++++ SUPPLIED MATERIAL

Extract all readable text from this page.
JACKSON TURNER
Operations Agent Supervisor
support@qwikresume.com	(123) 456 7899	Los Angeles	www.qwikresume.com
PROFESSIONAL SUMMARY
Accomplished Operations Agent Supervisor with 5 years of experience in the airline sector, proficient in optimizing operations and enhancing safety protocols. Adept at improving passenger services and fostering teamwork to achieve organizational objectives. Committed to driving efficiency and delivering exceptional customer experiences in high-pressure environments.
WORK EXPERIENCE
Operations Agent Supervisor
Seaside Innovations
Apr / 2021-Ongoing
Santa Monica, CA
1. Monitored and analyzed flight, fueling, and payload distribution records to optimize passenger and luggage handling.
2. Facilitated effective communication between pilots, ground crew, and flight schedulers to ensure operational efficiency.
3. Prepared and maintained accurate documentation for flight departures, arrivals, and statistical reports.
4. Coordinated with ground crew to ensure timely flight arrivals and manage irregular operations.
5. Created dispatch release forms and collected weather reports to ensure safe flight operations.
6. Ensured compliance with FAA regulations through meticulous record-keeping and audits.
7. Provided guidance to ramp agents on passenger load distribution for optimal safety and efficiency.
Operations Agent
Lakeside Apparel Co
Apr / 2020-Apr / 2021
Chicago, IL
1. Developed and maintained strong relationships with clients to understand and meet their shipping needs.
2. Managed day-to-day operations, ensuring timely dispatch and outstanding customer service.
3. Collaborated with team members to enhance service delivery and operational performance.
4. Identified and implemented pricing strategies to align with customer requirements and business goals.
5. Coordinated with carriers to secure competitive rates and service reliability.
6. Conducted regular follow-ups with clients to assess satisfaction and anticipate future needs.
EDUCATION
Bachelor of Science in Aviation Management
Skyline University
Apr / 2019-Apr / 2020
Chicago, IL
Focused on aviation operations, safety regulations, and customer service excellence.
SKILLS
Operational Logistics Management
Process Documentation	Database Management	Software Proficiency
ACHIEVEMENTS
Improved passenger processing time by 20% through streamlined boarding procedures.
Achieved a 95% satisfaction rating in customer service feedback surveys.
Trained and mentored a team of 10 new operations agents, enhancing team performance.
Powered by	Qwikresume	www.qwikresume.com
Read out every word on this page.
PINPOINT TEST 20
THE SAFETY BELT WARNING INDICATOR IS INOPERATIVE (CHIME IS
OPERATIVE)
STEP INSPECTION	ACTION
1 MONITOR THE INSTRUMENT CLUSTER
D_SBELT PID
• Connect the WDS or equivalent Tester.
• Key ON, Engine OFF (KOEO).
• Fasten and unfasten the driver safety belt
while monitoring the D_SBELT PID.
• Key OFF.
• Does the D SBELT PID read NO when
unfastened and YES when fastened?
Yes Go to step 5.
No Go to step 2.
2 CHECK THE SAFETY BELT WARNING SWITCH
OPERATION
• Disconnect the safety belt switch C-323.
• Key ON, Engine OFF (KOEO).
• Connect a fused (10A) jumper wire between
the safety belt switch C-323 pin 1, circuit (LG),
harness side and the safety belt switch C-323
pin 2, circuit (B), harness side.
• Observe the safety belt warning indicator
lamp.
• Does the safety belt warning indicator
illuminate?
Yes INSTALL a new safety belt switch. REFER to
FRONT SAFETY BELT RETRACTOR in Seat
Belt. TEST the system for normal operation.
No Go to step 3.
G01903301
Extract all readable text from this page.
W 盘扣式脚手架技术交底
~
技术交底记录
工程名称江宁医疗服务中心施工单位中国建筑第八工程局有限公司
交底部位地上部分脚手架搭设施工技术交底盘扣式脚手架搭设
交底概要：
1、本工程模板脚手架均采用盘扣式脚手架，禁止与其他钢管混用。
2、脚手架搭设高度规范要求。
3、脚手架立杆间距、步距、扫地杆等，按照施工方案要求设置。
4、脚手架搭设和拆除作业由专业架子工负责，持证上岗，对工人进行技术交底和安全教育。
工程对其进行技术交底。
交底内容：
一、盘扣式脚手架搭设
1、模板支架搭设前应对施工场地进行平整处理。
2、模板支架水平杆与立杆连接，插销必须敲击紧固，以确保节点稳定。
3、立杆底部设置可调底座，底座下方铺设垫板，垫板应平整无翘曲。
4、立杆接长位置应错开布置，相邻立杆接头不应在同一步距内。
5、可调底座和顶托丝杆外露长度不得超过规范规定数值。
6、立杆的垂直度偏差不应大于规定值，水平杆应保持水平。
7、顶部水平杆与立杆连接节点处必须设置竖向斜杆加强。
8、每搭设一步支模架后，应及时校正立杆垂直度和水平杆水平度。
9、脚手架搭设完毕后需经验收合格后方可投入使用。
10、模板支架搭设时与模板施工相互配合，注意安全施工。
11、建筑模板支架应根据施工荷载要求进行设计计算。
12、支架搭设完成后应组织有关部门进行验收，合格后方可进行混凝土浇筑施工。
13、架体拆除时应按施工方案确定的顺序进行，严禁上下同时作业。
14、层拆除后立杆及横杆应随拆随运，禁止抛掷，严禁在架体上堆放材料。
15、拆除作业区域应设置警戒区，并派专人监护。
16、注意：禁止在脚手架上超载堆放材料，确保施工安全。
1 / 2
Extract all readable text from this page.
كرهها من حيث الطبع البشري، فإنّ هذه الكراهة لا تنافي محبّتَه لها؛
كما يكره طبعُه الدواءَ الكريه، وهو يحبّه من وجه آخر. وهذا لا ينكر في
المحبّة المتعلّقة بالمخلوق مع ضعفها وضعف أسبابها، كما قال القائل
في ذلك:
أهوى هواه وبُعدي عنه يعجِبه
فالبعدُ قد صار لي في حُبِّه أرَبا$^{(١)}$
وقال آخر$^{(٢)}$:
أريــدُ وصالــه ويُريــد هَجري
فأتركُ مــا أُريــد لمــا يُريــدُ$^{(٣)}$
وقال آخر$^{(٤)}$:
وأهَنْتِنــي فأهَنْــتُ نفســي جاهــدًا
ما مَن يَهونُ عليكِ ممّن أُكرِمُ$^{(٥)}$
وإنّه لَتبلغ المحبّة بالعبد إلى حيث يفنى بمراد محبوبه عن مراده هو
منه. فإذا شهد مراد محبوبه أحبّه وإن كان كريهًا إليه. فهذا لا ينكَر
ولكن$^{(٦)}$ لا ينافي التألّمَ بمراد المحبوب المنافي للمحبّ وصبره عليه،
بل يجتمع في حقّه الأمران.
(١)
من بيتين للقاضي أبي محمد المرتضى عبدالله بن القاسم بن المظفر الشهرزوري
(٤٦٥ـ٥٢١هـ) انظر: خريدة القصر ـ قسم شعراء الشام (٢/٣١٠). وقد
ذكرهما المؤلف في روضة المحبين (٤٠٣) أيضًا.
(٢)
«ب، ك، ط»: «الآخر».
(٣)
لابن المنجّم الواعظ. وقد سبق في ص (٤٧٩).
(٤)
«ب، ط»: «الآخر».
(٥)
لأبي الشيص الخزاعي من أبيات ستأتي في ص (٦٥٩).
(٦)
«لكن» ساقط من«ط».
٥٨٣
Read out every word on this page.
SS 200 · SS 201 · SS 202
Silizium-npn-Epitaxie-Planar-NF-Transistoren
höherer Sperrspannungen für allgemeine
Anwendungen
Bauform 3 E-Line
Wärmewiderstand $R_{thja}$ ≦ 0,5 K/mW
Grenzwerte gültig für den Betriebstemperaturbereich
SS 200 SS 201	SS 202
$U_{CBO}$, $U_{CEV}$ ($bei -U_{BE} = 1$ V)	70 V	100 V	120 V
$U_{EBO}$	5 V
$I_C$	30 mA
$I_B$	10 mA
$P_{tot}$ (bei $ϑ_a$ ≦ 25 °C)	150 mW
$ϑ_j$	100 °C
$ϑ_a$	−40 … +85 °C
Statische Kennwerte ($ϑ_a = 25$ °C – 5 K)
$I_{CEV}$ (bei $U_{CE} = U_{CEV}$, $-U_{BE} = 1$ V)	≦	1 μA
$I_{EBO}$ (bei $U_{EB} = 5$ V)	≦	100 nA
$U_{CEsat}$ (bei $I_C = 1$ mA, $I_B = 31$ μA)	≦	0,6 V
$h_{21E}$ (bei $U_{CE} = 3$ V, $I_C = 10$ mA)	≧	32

++++++++

* JOB *
Read through the data and copy every line where "between" shows up.

* FINAL RESULT *
2. Facilitated effective communication between pilots, ground crew, and flight schedulers to ensure operational efficiency.
• Connect a fused (10A) jumper wire between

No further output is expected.